Work instructions: Transcribe each record exactly. Include every one.

Records to process:

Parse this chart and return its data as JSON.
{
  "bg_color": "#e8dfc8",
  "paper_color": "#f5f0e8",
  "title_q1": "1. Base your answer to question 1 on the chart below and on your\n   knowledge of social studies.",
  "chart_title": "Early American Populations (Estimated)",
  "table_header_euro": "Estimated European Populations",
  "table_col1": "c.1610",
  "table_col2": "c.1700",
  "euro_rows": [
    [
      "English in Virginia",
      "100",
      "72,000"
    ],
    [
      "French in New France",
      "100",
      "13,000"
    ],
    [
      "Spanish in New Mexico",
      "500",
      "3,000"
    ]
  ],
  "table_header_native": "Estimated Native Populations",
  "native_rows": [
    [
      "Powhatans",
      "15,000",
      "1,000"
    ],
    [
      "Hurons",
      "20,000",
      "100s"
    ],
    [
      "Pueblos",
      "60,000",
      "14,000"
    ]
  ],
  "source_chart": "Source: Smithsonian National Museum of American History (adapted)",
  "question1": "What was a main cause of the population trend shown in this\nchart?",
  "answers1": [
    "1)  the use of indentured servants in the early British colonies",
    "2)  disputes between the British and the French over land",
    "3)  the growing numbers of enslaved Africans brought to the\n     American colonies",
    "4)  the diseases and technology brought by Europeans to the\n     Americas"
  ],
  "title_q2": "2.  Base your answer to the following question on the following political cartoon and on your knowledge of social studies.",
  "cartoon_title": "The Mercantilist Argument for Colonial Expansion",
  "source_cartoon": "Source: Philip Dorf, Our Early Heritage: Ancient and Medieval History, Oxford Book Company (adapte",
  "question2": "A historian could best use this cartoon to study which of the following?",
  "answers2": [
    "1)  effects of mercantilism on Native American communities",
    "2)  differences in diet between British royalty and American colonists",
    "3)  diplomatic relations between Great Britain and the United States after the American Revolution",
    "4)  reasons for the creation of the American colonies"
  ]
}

Task output:
Parse this chart and return its data as JSON.
{
  "bg_color": "#e8dfc8",
  "paper_color": "#f5f0e8",
  "title_q1": "1. Base your answer to question 1 on the chart below and on your\n   knowledge of social studies.",
  "chart_title": "Early American Populations (Estimated)",
  "table_header_euro": "Estimated European Populations",
  "table_col1": "c.1610",
  "table_col2": "c.1700",
  "euro_rows": [
    [
      "English in Virginia",
      "100",
      "72,000"
    ],
    [
      "French in New France",
      "100",
      "13,000"
    ],
    [
      "Spanish in New Mexico",
      "500",
      "3,000"
    ]
  ],
  "table_header_native": "Estimated Native Populations",
  "native_rows": [
    [
      "Powhatans",
      "15,000",
      "1,000"
    ],
    [
      "Hurons",
      "20,000",
      "100s"
    ],
    [
      "Pueblos",
      "60,000",
      "14,000"
    ]
  ],
  "source_chart": "Source: Smithsonian National Museum of American History (adapted)",
  "question1": "What was a main cause of the population trend shown in this\nchart?",
  "answers1": [
    "1)  the use of indentured servants in the early British colonies",
    "2)  disputes between the British and the French over land",
    "3)  the growing numbers of enslaved Africans brought to the\n     American colonies",
    "4)  the diseases and technology brought by Europeans to the\n     Americas"
  ],
  "title_q2": "2.  Base your answer to the following question on the following political cartoon and on your knowledge of social studies.",
  "cartoon_title": "The Mercantilist Argument for Colonial Expansion",
  "source_cartoon": "Source: Philip Dorf, Our Early Heritage: Ancient and Medieval History, Oxford Book Company (adapte",
  "question2": "A historian could best use this cartoon to study which of the following?",
  "answers2": [
    "1)  effects of mercantilism on Native American communities",
    "2)  differences in diet between British royalty and American colonists",
    "3)  diplomatic relations between Great Britain and the United States after the American Revolution",
    "4)  reasons for the creation of the American colonies"
  ]
}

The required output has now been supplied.